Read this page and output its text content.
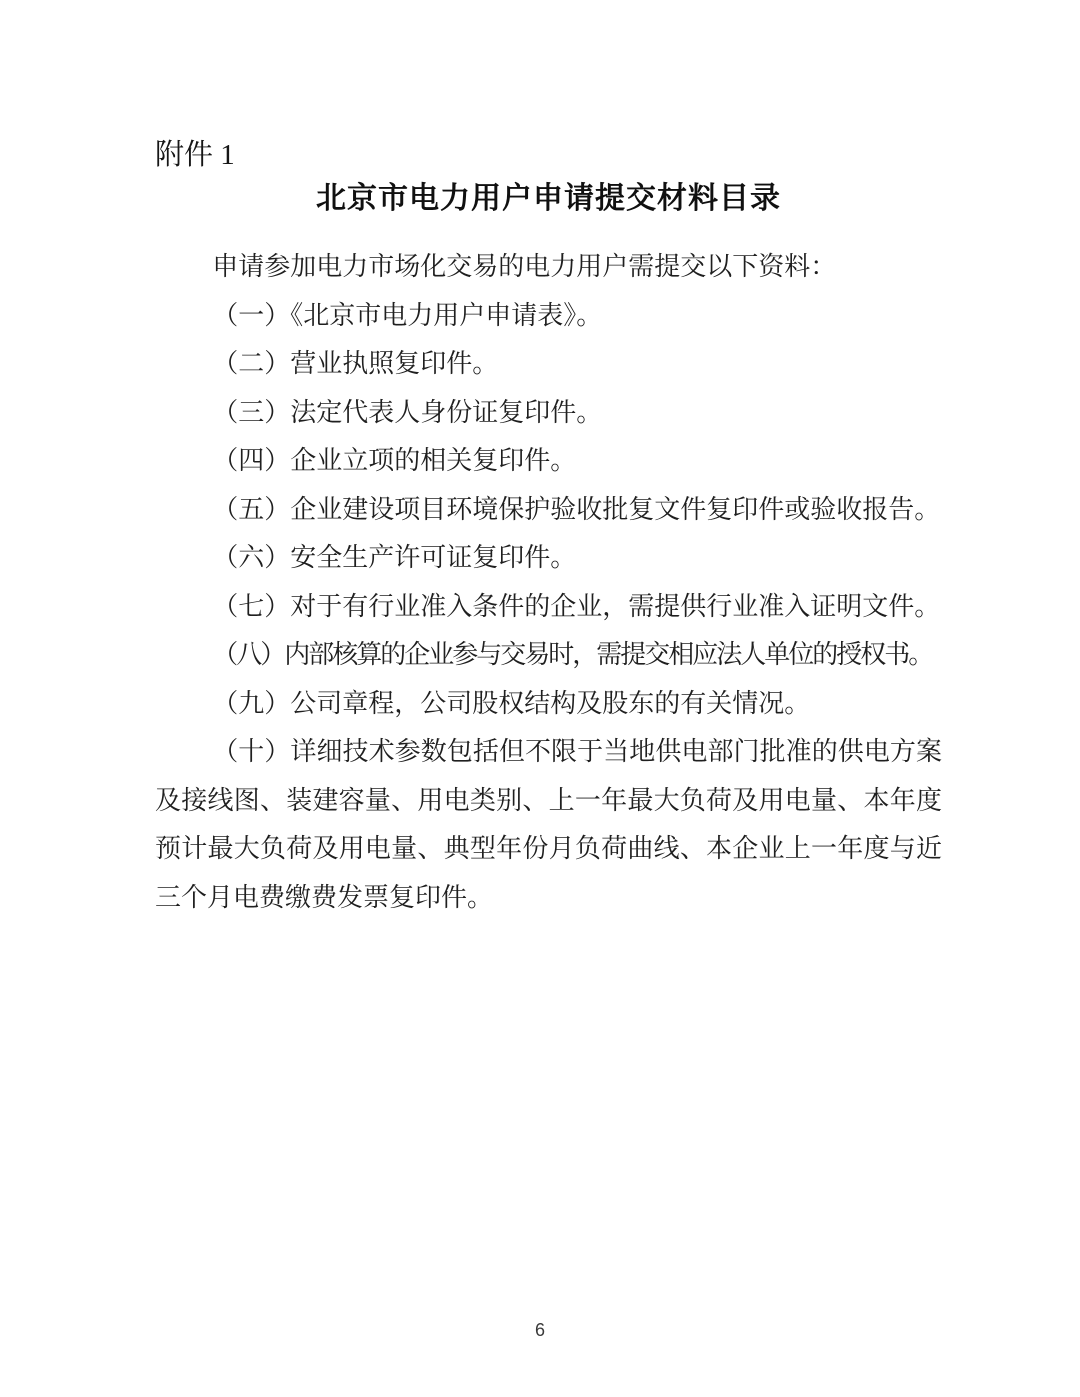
附件 1

北京市电力用户申请提交材料目录

申请参加电力市场化交易的电力用户需提交以下资料：

（一）《北京市电力用户申请表》。

（二）营业执照复印件。

（三）法定代表人身份证复印件。

（四）企业立项的相关复印件。

（五）企业建设项目环境保护验收批复文件复印件或验收报告。

（六）安全生产许可证复印件。

（七）对于有行业准入条件的企业，需提供行业准入证明文件。

（八）内部核算的企业参与交易时，需提交相应法人单位的授权书。

（九）公司章程，公司股权结构及股东的有关情况。

（十）详细技术参数包括但不限于当地供电部门批准的供电方案及接线图、装建容量、用电类别、上一年最大负荷及用电量、本年度预计最大负荷及用电量、典型年份月负荷曲线、本企业上一年度与近三个月电费缴费发票复印件。

6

+-------+

Written exercise ▸
Every record must be copied exactly, with images dropped from the result.

Full answer ▸
Read this page and output its text content.
附件 1

北京市电力用户申请提交材料目录

申请参加电力市场化交易的电力用户需提交以下资料：

（一）《北京市电力用户申请表》。

（二）营业执照复印件。

（三）法定代表人身份证复印件。

（四）企业立项的相关复印件。

（五）企业建设项目环境保护验收批复文件复印件或验收报告。

（六）安全生产许可证复印件。

（七）对于有行业准入条件的企业，需提供行业准入证明文件。

（八）内部核算的企业参与交易时，需提交相应法人单位的授权书。

（九）公司章程，公司股权结构及股东的有关情况。

（十）详细技术参数包括但不限于当地供电部门批准的供电方案及接线图、装建容量、用电类别、上一年最大负荷及用电量、本年度预计最大负荷及用电量、典型年份月负荷曲线、本企业上一年度与近三个月电费缴费发票复印件。

6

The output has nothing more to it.